THE TASK
Reproduce the records below in their entirety, character for character.
>>
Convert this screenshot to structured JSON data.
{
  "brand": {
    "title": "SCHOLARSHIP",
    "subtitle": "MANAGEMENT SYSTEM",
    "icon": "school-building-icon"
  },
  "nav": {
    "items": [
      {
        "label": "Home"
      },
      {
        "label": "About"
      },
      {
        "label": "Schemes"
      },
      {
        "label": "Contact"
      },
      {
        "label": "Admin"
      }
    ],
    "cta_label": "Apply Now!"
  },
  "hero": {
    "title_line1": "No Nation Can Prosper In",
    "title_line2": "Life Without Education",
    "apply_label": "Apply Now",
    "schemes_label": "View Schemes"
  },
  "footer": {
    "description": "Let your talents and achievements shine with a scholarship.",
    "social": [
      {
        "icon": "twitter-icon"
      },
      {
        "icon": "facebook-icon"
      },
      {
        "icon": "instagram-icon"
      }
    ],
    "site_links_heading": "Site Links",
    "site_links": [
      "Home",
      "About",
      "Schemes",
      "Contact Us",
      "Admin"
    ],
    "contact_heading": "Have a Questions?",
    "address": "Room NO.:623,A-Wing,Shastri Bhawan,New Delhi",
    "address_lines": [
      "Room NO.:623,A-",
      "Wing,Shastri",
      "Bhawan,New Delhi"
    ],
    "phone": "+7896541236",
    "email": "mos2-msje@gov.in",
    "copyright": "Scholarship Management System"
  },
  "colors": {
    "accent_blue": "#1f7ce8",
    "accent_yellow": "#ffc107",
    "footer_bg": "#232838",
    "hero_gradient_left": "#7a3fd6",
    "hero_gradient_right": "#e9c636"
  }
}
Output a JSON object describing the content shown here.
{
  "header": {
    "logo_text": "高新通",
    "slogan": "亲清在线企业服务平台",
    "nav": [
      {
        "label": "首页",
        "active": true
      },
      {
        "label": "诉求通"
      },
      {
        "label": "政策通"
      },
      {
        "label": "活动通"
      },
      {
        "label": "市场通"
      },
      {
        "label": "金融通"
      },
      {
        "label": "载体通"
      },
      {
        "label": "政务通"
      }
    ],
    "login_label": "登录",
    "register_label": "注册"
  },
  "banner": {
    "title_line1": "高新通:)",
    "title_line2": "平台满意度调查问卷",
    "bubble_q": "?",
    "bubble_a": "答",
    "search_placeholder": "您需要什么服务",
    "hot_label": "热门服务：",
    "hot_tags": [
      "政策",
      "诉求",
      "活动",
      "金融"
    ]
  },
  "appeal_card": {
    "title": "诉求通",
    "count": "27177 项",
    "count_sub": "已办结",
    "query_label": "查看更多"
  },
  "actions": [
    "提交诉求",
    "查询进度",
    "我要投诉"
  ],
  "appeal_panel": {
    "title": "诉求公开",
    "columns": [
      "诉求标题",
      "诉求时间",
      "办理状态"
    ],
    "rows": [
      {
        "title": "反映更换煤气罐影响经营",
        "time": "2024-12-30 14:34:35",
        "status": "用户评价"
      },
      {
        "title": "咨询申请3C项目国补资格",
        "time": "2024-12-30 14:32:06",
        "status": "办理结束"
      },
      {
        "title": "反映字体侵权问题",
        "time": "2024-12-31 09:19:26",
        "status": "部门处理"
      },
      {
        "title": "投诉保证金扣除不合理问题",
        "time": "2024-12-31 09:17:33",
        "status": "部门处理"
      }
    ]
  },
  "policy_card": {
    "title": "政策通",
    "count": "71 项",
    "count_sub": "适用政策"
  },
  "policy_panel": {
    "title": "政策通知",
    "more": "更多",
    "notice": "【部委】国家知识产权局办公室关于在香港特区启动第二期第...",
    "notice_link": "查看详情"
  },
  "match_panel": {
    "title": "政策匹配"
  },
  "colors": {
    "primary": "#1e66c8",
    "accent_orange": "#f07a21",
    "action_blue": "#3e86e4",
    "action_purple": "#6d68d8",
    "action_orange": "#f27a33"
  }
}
<<
PROBLEM SOLUTION
Convert this screenshot to structured JSON data.
{
  "brand": {
    "title": "SCHOLARSHIP",
    "subtitle": "MANAGEMENT SYSTEM",
    "icon": "school-building-icon"
  },
  "nav": {
    "items": [
      {
        "label": "Home"
      },
      {
        "label": "About"
      },
      {
        "label": "Schemes"
      },
      {
        "label": "Contact"
      },
      {
        "label": "Admin"
      }
    ],
    "cta_label": "Apply Now!"
  },
  "hero": {
    "title_line1": "No Nation Can Prosper In",
    "title_line2": "Life Without Education",
    "apply_label": "Apply Now",
    "schemes_label": "View Schemes"
  },
  "footer": {
    "description": "Let your talents and achievements shine with a scholarship.",
    "social": [
      {
        "icon": "twitter-icon"
      },
      {
        "icon": "facebook-icon"
      },
      {
        "icon": "instagram-icon"
      }
    ],
    "site_links_heading": "Site Links",
    "site_links": [
      "Home",
      "About",
      "Schemes",
      "Contact Us",
      "Admin"
    ],
    "contact_heading": "Have a Questions?",
    "address": "Room NO.:623,A-Wing,Shastri Bhawan,New Delhi",
    "address_lines": [
      "Room NO.:623,A-",
      "Wing,Shastri",
      "Bhawan,New Delhi"
    ],
    "phone": "+7896541236",
    "email": "mos2-msje@gov.in",
    "copyright": "Scholarship Management System"
  },
  "colors": {
    "accent_blue": "#1f7ce8",
    "accent_yellow": "#ffc107",
    "footer_bg": "#232838",
    "hero_gradient_left": "#7a3fd6",
    "hero_gradient_right": "#e9c636"
  }
}
Output a JSON object describing the content shown here.
{
  "header": {
    "logo_text": "高新通",
    "slogan": "亲清在线企业服务平台",
    "nav": [
      {
        "label": "首页",
        "active": true
      },
      {
        "label": "诉求通"
      },
      {
        "label": "政策通"
      },
      {
        "label": "活动通"
      },
      {
        "label": "市场通"
      },
      {
        "label": "金融通"
      },
      {
        "label": "载体通"
      },
      {
        "label": "政务通"
      }
    ],
    "login_label": "登录",
    "register_label": "注册"
  },
  "banner": {
    "title_line1": "高新通:)",
    "title_line2": "平台满意度调查问卷",
    "bubble_q": "?",
    "bubble_a": "答",
    "search_placeholder": "您需要什么服务",
    "hot_label": "热门服务：",
    "hot_tags": [
      "政策",
      "诉求",
      "活动",
      "金融"
    ]
  },
  "appeal_card": {
    "title": "诉求通",
    "count": "27177 项",
    "count_sub": "已办结",
    "query_label": "查看更多"
  },
  "actions": [
    "提交诉求",
    "查询进度",
    "我要投诉"
  ],
  "appeal_panel": {
    "title": "诉求公开",
    "columns": [
      "诉求标题",
      "诉求时间",
      "办理状态"
    ],
    "rows": [
      {
        "title": "反映更换煤气罐影响经营",
        "time": "2024-12-30 14:34:35",
        "status": "用户评价"
      },
      {
        "title": "咨询申请3C项目国补资格",
        "time": "2024-12-30 14:32:06",
        "status": "办理结束"
      },
      {
        "title": "反映字体侵权问题",
        "time": "2024-12-31 09:19:26",
        "status": "部门处理"
      },
      {
        "title": "投诉保证金扣除不合理问题",
        "time": "2024-12-31 09:17:33",
        "status": "部门处理"
      }
    ]
  },
  "policy_card": {
    "title": "政策通",
    "count": "71 项",
    "count_sub": "适用政策"
  },
  "policy_panel": {
    "title": "政策通知",
    "more": "更多",
    "notice": "【部委】国家知识产权局办公室关于在香港特区启动第二期第...",
    "notice_link": "查看详情"
  },
  "match_panel": {
    "title": "政策匹配"
  },
  "colors": {
    "primary": "#1e66c8",
    "accent_orange": "#f07a21",
    "action_blue": "#3e86e4",
    "action_purple": "#6d68d8",
    "action_orange": "#f27a33"
  }
}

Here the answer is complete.